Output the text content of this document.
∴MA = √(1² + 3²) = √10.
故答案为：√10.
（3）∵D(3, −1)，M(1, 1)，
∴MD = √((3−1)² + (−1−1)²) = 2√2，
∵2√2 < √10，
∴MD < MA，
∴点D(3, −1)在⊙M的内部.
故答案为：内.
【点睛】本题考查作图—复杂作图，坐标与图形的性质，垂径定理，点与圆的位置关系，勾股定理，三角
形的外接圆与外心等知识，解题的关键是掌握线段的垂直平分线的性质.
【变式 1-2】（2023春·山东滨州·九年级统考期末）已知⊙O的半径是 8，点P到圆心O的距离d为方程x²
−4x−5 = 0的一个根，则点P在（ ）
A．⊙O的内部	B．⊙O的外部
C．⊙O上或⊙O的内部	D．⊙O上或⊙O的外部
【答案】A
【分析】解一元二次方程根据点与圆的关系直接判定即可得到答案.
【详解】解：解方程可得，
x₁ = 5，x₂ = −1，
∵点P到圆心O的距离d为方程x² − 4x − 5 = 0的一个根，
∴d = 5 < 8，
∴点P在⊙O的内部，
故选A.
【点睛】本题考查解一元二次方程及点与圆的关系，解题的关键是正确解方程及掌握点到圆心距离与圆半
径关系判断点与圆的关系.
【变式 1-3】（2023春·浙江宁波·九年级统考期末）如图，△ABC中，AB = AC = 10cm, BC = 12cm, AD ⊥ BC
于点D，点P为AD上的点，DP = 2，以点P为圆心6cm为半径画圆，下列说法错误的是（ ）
■ ■ ■
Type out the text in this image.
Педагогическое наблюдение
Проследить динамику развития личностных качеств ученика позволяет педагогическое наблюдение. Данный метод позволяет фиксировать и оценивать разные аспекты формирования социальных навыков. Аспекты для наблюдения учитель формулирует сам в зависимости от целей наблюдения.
■ ■ ■
Exercise requirements | Search the data for the word "наблюдение" and copy each line where it appears.

Expected answer |
Педагогическое наблюдение
Проследить динамику развития личностных качеств ученика позволяет педагогическое наблюдение. Данный метод позволяет фиксировать и оценивать разные аспекты формирования социальных навыков. Аспекты для наблюдения учитель формулирует сам в зависимости от целей наблюдения.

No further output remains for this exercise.